-- Start of RECORDED DATA --
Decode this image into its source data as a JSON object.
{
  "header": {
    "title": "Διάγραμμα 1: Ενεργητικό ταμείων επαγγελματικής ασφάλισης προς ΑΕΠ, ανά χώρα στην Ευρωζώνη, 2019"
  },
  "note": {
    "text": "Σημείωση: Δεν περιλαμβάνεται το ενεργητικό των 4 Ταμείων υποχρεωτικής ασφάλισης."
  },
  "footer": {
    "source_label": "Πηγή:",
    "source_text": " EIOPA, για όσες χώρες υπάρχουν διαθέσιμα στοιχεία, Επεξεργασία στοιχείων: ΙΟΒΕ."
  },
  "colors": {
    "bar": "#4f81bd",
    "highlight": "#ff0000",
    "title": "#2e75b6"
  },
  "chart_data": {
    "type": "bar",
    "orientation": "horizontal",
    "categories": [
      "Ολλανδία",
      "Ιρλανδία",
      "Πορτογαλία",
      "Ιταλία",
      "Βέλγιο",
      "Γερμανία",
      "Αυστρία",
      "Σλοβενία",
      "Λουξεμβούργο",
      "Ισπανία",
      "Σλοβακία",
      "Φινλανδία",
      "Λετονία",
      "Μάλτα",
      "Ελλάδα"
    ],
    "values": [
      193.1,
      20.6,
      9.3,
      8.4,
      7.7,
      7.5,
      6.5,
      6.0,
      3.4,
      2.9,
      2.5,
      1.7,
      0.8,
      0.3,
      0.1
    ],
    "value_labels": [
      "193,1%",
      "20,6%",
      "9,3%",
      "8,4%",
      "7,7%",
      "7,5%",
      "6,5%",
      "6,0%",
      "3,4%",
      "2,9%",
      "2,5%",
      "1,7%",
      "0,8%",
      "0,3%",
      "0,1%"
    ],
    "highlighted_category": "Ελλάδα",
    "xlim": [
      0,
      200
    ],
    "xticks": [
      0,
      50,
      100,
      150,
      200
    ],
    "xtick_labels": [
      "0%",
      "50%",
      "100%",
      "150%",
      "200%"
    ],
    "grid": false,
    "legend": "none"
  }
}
-- End of RECORDED DATA --
§ WHAT THIS TASK INVOLVES:
Your task is to transcribe the listing above in full, exactly as given.

§ RESULT FOR THIS TASK:
Decode this image into its source data as a JSON object.
{
  "header": {
    "title": "Διάγραμμα 1: Ενεργητικό ταμείων επαγγελματικής ασφάλισης προς ΑΕΠ, ανά χώρα στην Ευρωζώνη, 2019"
  },
  "note": {
    "text": "Σημείωση: Δεν περιλαμβάνεται το ενεργητικό των 4 Ταμείων υποχρεωτικής ασφάλισης."
  },
  "footer": {
    "source_label": "Πηγή:",
    "source_text": " EIOPA, για όσες χώρες υπάρχουν διαθέσιμα στοιχεία, Επεξεργασία στοιχείων: ΙΟΒΕ."
  },
  "colors": {
    "bar": "#4f81bd",
    "highlight": "#ff0000",
    "title": "#2e75b6"
  },
  "chart_data": {
    "type": "bar",
    "orientation": "horizontal",
    "categories": [
      "Ολλανδία",
      "Ιρλανδία",
      "Πορτογαλία",
      "Ιταλία",
      "Βέλγιο",
      "Γερμανία",
      "Αυστρία",
      "Σλοβενία",
      "Λουξεμβούργο",
      "Ισπανία",
      "Σλοβακία",
      "Φινλανδία",
      "Λετονία",
      "Μάλτα",
      "Ελλάδα"
    ],
    "values": [
      193.1,
      20.6,
      9.3,
      8.4,
      7.7,
      7.5,
      6.5,
      6.0,
      3.4,
      2.9,
      2.5,
      1.7,
      0.8,
      0.3,
      0.1
    ],
    "value_labels": [
      "193,1%",
      "20,6%",
      "9,3%",
      "8,4%",
      "7,7%",
      "7,5%",
      "6,5%",
      "6,0%",
      "3,4%",
      "2,9%",
      "2,5%",
      "1,7%",
      "0,8%",
      "0,3%",
      "0,1%"
    ],
    "highlighted_category": "Ελλάδα",
    "xlim": [
      0,
      200
    ],
    "xticks": [
      0,
      50,
      100,
      150,
      200
    ],
    "xtick_labels": [
      "0%",
      "50%",
      "100%",
      "150%",
      "200%"
    ],
    "grid": false,
    "legend": "none"
  }
}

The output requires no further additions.